··· Source data ···

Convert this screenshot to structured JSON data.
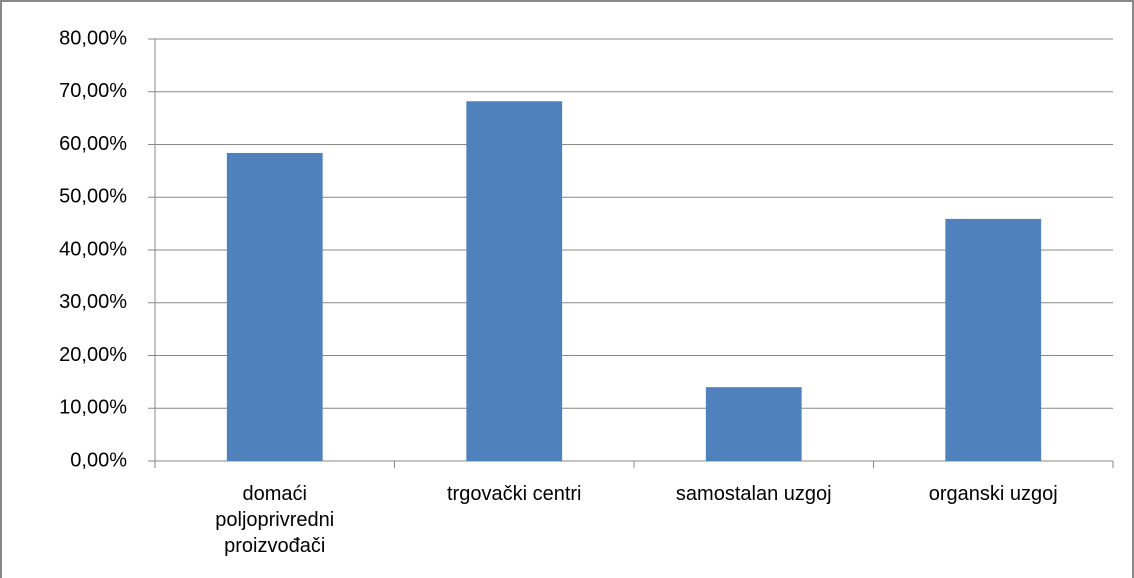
{
  "chart_data": {
    "type": "bar",
    "categories": [
      "domaći poljoprivredni proizvođači",
      "trgovački centri",
      "samostalan uzgoj",
      "organski uzgoj"
    ],
    "values": [
      58.4,
      68.2,
      14.0,
      45.9
    ],
    "color": "#4f81bd",
    "ylim": [
      0,
      80
    ],
    "yticks": [
      {
        "value": 0,
        "label": "0,00%"
      },
      {
        "value": 10,
        "label": "10,00%"
      },
      {
        "value": 20,
        "label": "20,00%"
      },
      {
        "value": 30,
        "label": "30,00%"
      },
      {
        "value": 40,
        "label": "40,00%"
      },
      {
        "value": 50,
        "label": "50,00%"
      },
      {
        "value": 60,
        "label": "60,00%"
      },
      {
        "value": 70,
        "label": "70,00%"
      },
      {
        "value": 80,
        "label": "80,00%"
      }
    ],
    "grid": true
  }
}
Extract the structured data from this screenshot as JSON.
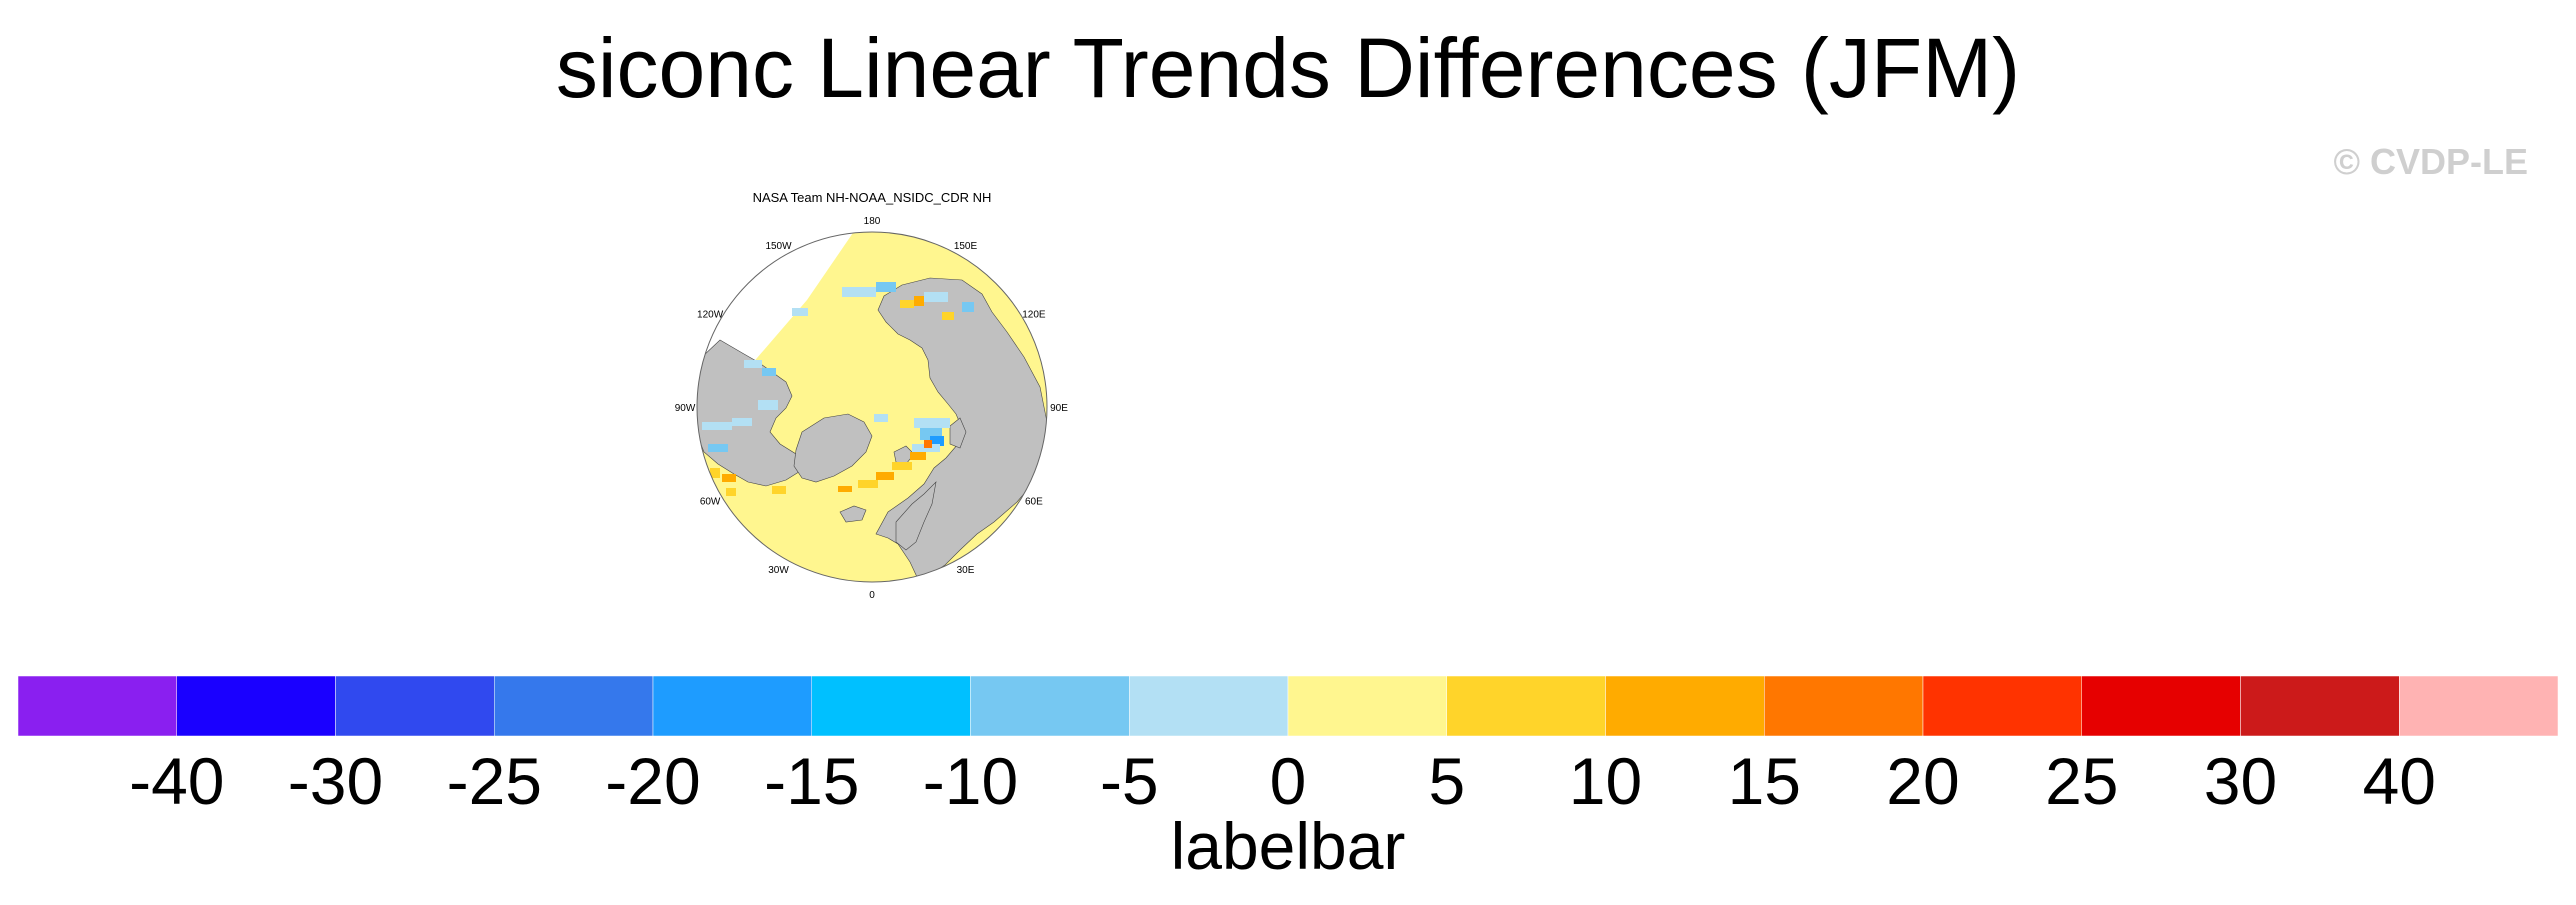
{
  "title": "siconc Linear Trends Differences (JFM)",
  "watermark": "© CVDP-LE",
  "panel": {
    "title": "NASA Team NH-NOAA_NSIDC_CDR NH",
    "lon_labels": [
      {
        "lon": 180,
        "text": "180"
      },
      {
        "lon": 150,
        "text": "150E"
      },
      {
        "lon": 120,
        "text": "120E"
      },
      {
        "lon": 90,
        "text": "90E"
      },
      {
        "lon": 60,
        "text": "60E"
      },
      {
        "lon": 30,
        "text": "30E"
      },
      {
        "lon": 0,
        "text": "0"
      },
      {
        "lon": -30,
        "text": "30W"
      },
      {
        "lon": -60,
        "text": "60W"
      },
      {
        "lon": -90,
        "text": "90W"
      },
      {
        "lon": -120,
        "text": "120W"
      },
      {
        "lon": -150,
        "text": "150W"
      }
    ],
    "colors": {
      "land": "#c0c0c0",
      "ocean_zero": "#fff68f",
      "missing": "#ffffff"
    }
  },
  "colorbar": {
    "label": "labelbar",
    "colors": [
      "#8a1ff0",
      "#1a00ff",
      "#3049ef",
      "#3578ec",
      "#1e9cff",
      "#00c0ff",
      "#76c8f2",
      "#b3e0f4",
      "#fff68f",
      "#ffd42a",
      "#ffab00",
      "#ff7700",
      "#ff3300",
      "#e60000",
      "#cc1a1a",
      "#ffb3b3"
    ],
    "ticks": [
      "-40",
      "-30",
      "-25",
      "-20",
      "-15",
      "-10",
      "-5",
      "0",
      "5",
      "10",
      "15",
      "20",
      "25",
      "30",
      "40"
    ]
  }
}
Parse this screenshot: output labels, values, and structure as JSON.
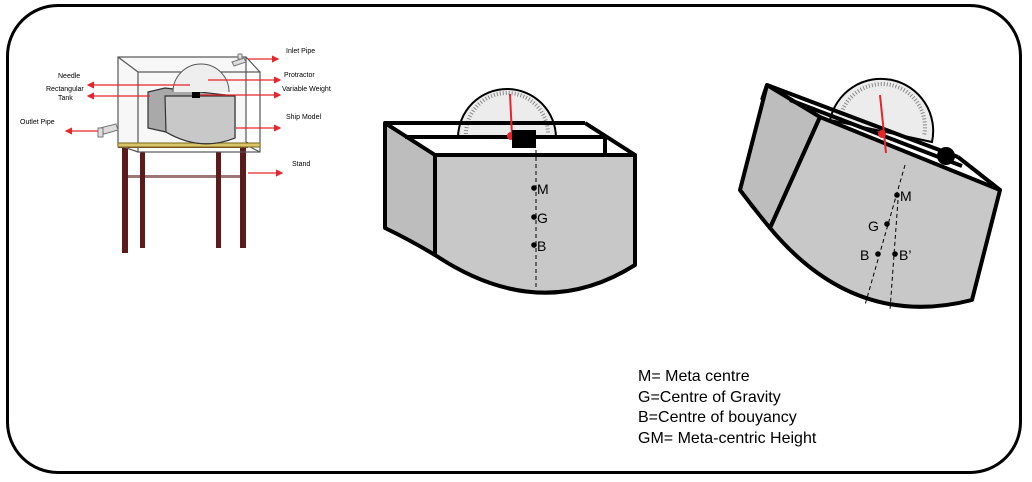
{
  "apparatus": {
    "labels": {
      "inlet_pipe": "Inlet Pipe",
      "needle": "Needle",
      "protractor": "Protractor",
      "rectangular_tank_line1": "Rectangular",
      "rectangular_tank_line2": "Tank",
      "variable_weight": "Variable Weight",
      "outlet_pipe": "Outlet Pipe",
      "ship_model": "Ship Model",
      "stand": "Stand"
    }
  },
  "upright": {
    "points": {
      "m": "M",
      "g": "G",
      "b": "B"
    }
  },
  "tilted": {
    "points": {
      "m": "M",
      "g": "G",
      "b": "B",
      "b_prime": "B’"
    }
  },
  "legend": [
    "M= Meta centre",
    "G=Centre of Gravity",
    "B=Centre of bouyancy",
    "GM= Meta-centric Height"
  ],
  "colors": {
    "arrow": "#e5262b",
    "stand": "#5c1a1a",
    "model_fill": "#c8c8c8",
    "needle": "#e5262b"
  }
}
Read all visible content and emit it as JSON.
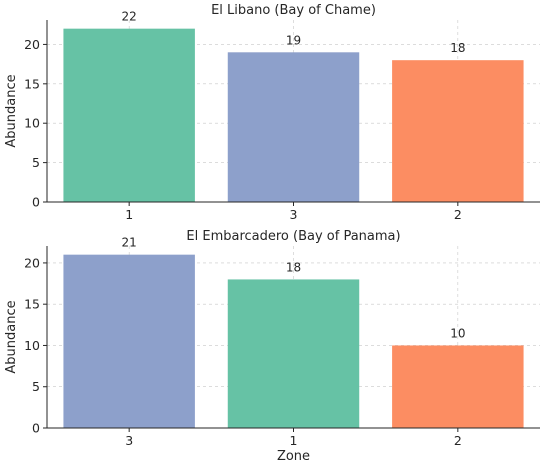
{
  "chart_data": [
    {
      "type": "bar",
      "title": "El Libano (Bay of Chame)",
      "xlabel": "",
      "ylabel": "Abundance",
      "categories": [
        "1",
        "3",
        "2"
      ],
      "values": [
        22,
        19,
        18
      ],
      "bar_colors": [
        "#66c2a5",
        "#8da0cb",
        "#fc8d62"
      ],
      "ylim": [
        0,
        23.1
      ],
      "yticks": [
        0,
        5,
        10,
        15,
        20
      ],
      "grid": true
    },
    {
      "type": "bar",
      "title": "El Embarcadero (Bay of Panama)",
      "xlabel": "Zone",
      "ylabel": "Abundance",
      "categories": [
        "3",
        "1",
        "2"
      ],
      "values": [
        21,
        18,
        10
      ],
      "bar_colors": [
        "#8da0cb",
        "#66c2a5",
        "#fc8d62"
      ],
      "ylim": [
        0,
        22.05
      ],
      "yticks": [
        0,
        5,
        10,
        15,
        20
      ],
      "grid": true
    }
  ]
}
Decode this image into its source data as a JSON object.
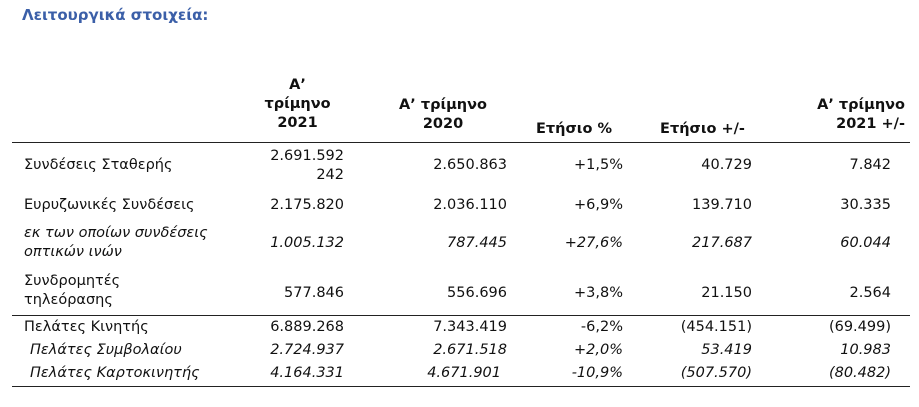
{
  "title": "Λειτουργικά στοιχεία:",
  "headers": {
    "q1_2021": "Α’\nτρίμηνο\n2021",
    "q1_2020": "Α’ τρίμηνο\n2020",
    "yoy_pct": "Ετήσιο  %",
    "yoy_abs": "Ετήσιο  +/-",
    "q1_2021_change": "Α’ τρίμηνο\n2021 +/-"
  },
  "rows": [
    {
      "label": "Συνδέσεις Σταθερής",
      "q1_2021": "2.691.592\n242",
      "q1_2020": "2.650.863",
      "yoy_pct": "+1,5%",
      "yoy_abs": "40.729",
      "q_change": "7.842"
    },
    {
      "label": "Ευρυζωνικές Συνδέσεις",
      "q1_2021": "2.175.820",
      "q1_2020": "2.036.110",
      "yoy_pct": "+6,9%",
      "yoy_abs": "139.710",
      "q_change": "30.335"
    },
    {
      "label": "εκ των οποίων συνδέσεις\nοπτικών ινών",
      "q1_2021": "1.005.132",
      "q1_2020": "787.445",
      "yoy_pct": "+27,6%",
      "yoy_abs": "217.687",
      "q_change": "60.044"
    },
    {
      "label": "Συνδρομητές\nτηλεόρασης",
      "q1_2021": "577.846",
      "q1_2020": "556.696",
      "yoy_pct": "+3,8%",
      "yoy_abs": "21.150",
      "q_change": "2.564"
    },
    {
      "label": "Πελάτες Κινητής",
      "q1_2021": "6.889.268",
      "q1_2020": "7.343.419",
      "yoy_pct": "-6,2%",
      "yoy_abs": "(454.151)",
      "q_change": "(69.499)"
    },
    {
      "label": "Πελάτες Συμβολαίου",
      "q1_2021": "2.724.937",
      "q1_2020": "2.671.518",
      "yoy_pct": "+2,0%",
      "yoy_abs": "53.419",
      "q_change": "10.983"
    },
    {
      "label": "Πελάτες Καρτοκινητής",
      "q1_2021": "4.164.331",
      "q1_2020": "4.671.901",
      "yoy_pct": "-10,9%",
      "yoy_abs": "(507.570)",
      "q_change": "(80.482)"
    }
  ],
  "colors": {
    "title": "#3b5fa8",
    "rule": "#222222"
  }
}
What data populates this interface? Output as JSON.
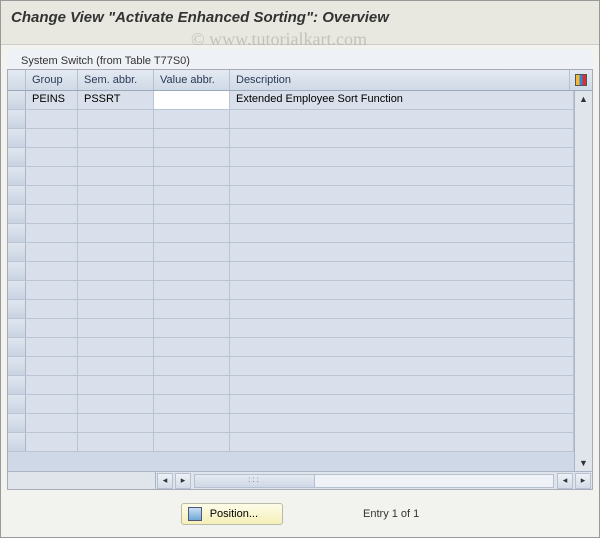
{
  "title": "Change View \"Activate Enhanced Sorting\": Overview",
  "watermark": "© www.tutorialkart.com",
  "section_label": "System Switch (from Table T77S0)",
  "columns": {
    "group": "Group",
    "sem": "Sem. abbr.",
    "val": "Value abbr.",
    "desc": "Description"
  },
  "rows": [
    {
      "group": "PEINS",
      "sem": "PSSRT",
      "val": "",
      "desc": "Extended Employee Sort Function"
    }
  ],
  "empty_row_count": 18,
  "footer": {
    "position_label": "Position...",
    "entry_text": "Entry 1 of 1"
  },
  "colors": {
    "header_bg": "#e8e8e0",
    "grid_header_from": "#e4eaf2",
    "grid_header_to": "#d0d9e6",
    "grid_body_bg": "#cfd8e6",
    "cell_bg": "#d9e0eb",
    "edit_bg": "#ffffff",
    "button_bg_from": "#fdfce8",
    "button_bg_to": "#f5f0b8"
  }
}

···

> **What you have to do**
Give back every line exactly as it stands, pictures excluded.

> **Solution to this problem**
Convert this screenshot to structured JSON data.
{
  "chart_data": {
    "type": "bar",
    "categories": [
      "domaći poljoprivredni proizvođači",
      "trgovački centri",
      "samostalan uzgoj",
      "organski uzgoj"
    ],
    "values": [
      58.4,
      68.2,
      14.0,
      45.9
    ],
    "color": "#4f81bd",
    "ylim": [
      0,
      80
    ],
    "yticks": [
      {
        "value": 0,
        "label": "0,00%"
      },
      {
        "value": 10,
        "label": "10,00%"
      },
      {
        "value": 20,
        "label": "20,00%"
      },
      {
        "value": 30,
        "label": "30,00%"
      },
      {
        "value": 40,
        "label": "40,00%"
      },
      {
        "value": 50,
        "label": "50,00%"
      },
      {
        "value": 60,
        "label": "60,00%"
      },
      {
        "value": 70,
        "label": "70,00%"
      },
      {
        "value": 80,
        "label": "80,00%"
      }
    ],
    "grid": true
  }
}
Extract the structured data from this screenshot as JSON.
{
  "title": "siconc Linear Trends Differences (JFM)",
  "watermark": "© CVDP-LE",
  "panel": {
    "title": "NASA Team NH-NOAA_NSIDC_CDR NH",
    "lon_labels": [
      {
        "lon": 180,
        "text": "180"
      },
      {
        "lon": 150,
        "text": "150E"
      },
      {
        "lon": 120,
        "text": "120E"
      },
      {
        "lon": 90,
        "text": "90E"
      },
      {
        "lon": 60,
        "text": "60E"
      },
      {
        "lon": 30,
        "text": "30E"
      },
      {
        "lon": 0,
        "text": "0"
      },
      {
        "lon": -30,
        "text": "30W"
      },
      {
        "lon": -60,
        "text": "60W"
      },
      {
        "lon": -90,
        "text": "90W"
      },
      {
        "lon": -120,
        "text": "120W"
      },
      {
        "lon": -150,
        "text": "150W"
      }
    ],
    "colors": {
      "land": "#c0c0c0",
      "ocean_zero": "#fff68f",
      "missing": "#ffffff"
    }
  },
  "colorbar": {
    "label": "labelbar",
    "colors": [
      "#8a1ff0",
      "#1a00ff",
      "#3049ef",
      "#3578ec",
      "#1e9cff",
      "#00c0ff",
      "#76c8f2",
      "#b3e0f4",
      "#fff68f",
      "#ffd42a",
      "#ffab00",
      "#ff7700",
      "#ff3300",
      "#e60000",
      "#cc1a1a",
      "#ffb3b3"
    ],
    "ticks": [
      "-40",
      "-30",
      "-25",
      "-20",
      "-15",
      "-10",
      "-5",
      "0",
      "5",
      "10",
      "15",
      "20",
      "25",
      "30",
      "40"
    ]
  }
}
Parse this screenshot: output labels, values, and structure as JSON.
{
  "apparatus": {
    "labels": {
      "inlet_pipe": "Inlet Pipe",
      "needle": "Needle",
      "protractor": "Protractor",
      "rectangular_tank_line1": "Rectangular",
      "rectangular_tank_line2": "Tank",
      "variable_weight": "Variable Weight",
      "outlet_pipe": "Outlet Pipe",
      "ship_model": "Ship Model",
      "stand": "Stand"
    }
  },
  "upright": {
    "points": {
      "m": "M",
      "g": "G",
      "b": "B"
    }
  },
  "tilted": {
    "points": {
      "m": "M",
      "g": "G",
      "b": "B",
      "b_prime": "B’"
    }
  },
  "legend": [
    "M= Meta centre",
    "G=Centre of Gravity",
    "B=Centre of bouyancy",
    "GM= Meta-centric Height"
  ],
  "colors": {
    "arrow": "#e5262b",
    "stand": "#5c1a1a",
    "model_fill": "#c8c8c8",
    "needle": "#e5262b"
  }
}
Read all visible content and emit it as JSON.
{
  "chart_data": [
    {
      "type": "bar",
      "title": "El Libano (Bay of Chame)",
      "xlabel": "",
      "ylabel": "Abundance",
      "categories": [
        "1",
        "3",
        "2"
      ],
      "values": [
        22,
        19,
        18
      ],
      "bar_colors": [
        "#66c2a5",
        "#8da0cb",
        "#fc8d62"
      ],
      "ylim": [
        0,
        23.1
      ],
      "yticks": [
        0,
        5,
        10,
        15,
        20
      ],
      "grid": true
    },
    {
      "type": "bar",
      "title": "El Embarcadero (Bay of Panama)",
      "xlabel": "Zone",
      "ylabel": "Abundance",
      "categories": [
        "3",
        "1",
        "2"
      ],
      "values": [
        21,
        18,
        10
      ],
      "bar_colors": [
        "#8da0cb",
        "#66c2a5",
        "#fc8d62"
      ],
      "ylim": [
        0,
        22.05
      ],
      "yticks": [
        0,
        5,
        10,
        15,
        20
      ],
      "grid": true
    }
  ]
}
Decode this image into its source data as a JSON object.
{
  "title": "Λειτουργικά στοιχεία:",
  "headers": {
    "q1_2021": "Α’\nτρίμηνο\n2021",
    "q1_2020": "Α’ τρίμηνο\n2020",
    "yoy_pct": "Ετήσιο  %",
    "yoy_abs": "Ετήσιο  +/-",
    "q1_2021_change": "Α’ τρίμηνο\n2021 +/-"
  },
  "rows": [
    {
      "label": "Συνδέσεις Σταθερής",
      "q1_2021": "2.691.592\n242",
      "q1_2020": "2.650.863",
      "yoy_pct": "+1,5%",
      "yoy_abs": "40.729",
      "q_change": "7.842"
    },
    {
      "label": "Ευρυζωνικές Συνδέσεις",
      "q1_2021": "2.175.820",
      "q1_2020": "2.036.110",
      "yoy_pct": "+6,9%",
      "yoy_abs": "139.710",
      "q_change": "30.335"
    },
    {
      "label": "εκ των οποίων συνδέσεις\nοπτικών ινών",
      "q1_2021": "1.005.132",
      "q1_2020": "787.445",
      "yoy_pct": "+27,6%",
      "yoy_abs": "217.687",
      "q_change": "60.044"
    },
    {
      "label": "Συνδρομητές\nτηλεόρασης",
      "q1_2021": "577.846",
      "q1_2020": "556.696",
      "yoy_pct": "+3,8%",
      "yoy_abs": "21.150",
      "q_change": "2.564"
    },
    {
      "label": "Πελάτες Κινητής",
      "q1_2021": "6.889.268",
      "q1_2020": "7.343.419",
      "yoy_pct": "-6,2%",
      "yoy_abs": "(454.151)",
      "q_change": "(69.499)"
    },
    {
      "label": "Πελάτες Συμβολαίου",
      "q1_2021": "2.724.937",
      "q1_2020": "2.671.518",
      "yoy_pct": "+2,0%",
      "yoy_abs": "53.419",
      "q_change": "10.983"
    },
    {
      "label": "Πελάτες Καρτοκινητής",
      "q1_2021": "4.164.331",
      "q1_2020": "4.671.901",
      "yoy_pct": "-10,9%",
      "yoy_abs": "(507.570)",
      "q_change": "(80.482)"
    }
  ],
  "colors": {
    "title": "#3b5fa8",
    "rule": "#222222"
  }
}
What data populates this interface? Output as JSON.
{
  "title": "Change View \"Activate Enhanced Sorting\": Overview",
  "watermark": "© www.tutorialkart.com",
  "section_label": "System Switch (from Table T77S0)",
  "columns": {
    "group": "Group",
    "sem": "Sem. abbr.",
    "val": "Value abbr.",
    "desc": "Description"
  },
  "rows": [
    {
      "group": "PEINS",
      "sem": "PSSRT",
      "val": "",
      "desc": "Extended Employee Sort Function"
    }
  ],
  "empty_row_count": 18,
  "footer": {
    "position_label": "Position...",
    "entry_text": "Entry 1 of 1"
  },
  "colors": {
    "header_bg": "#e8e8e0",
    "grid_header_from": "#e4eaf2",
    "grid_header_to": "#d0d9e6",
    "grid_body_bg": "#cfd8e6",
    "cell_bg": "#d9e0eb",
    "edit_bg": "#ffffff",
    "button_bg_from": "#fdfce8",
    "button_bg_to": "#f5f0b8"
  }
}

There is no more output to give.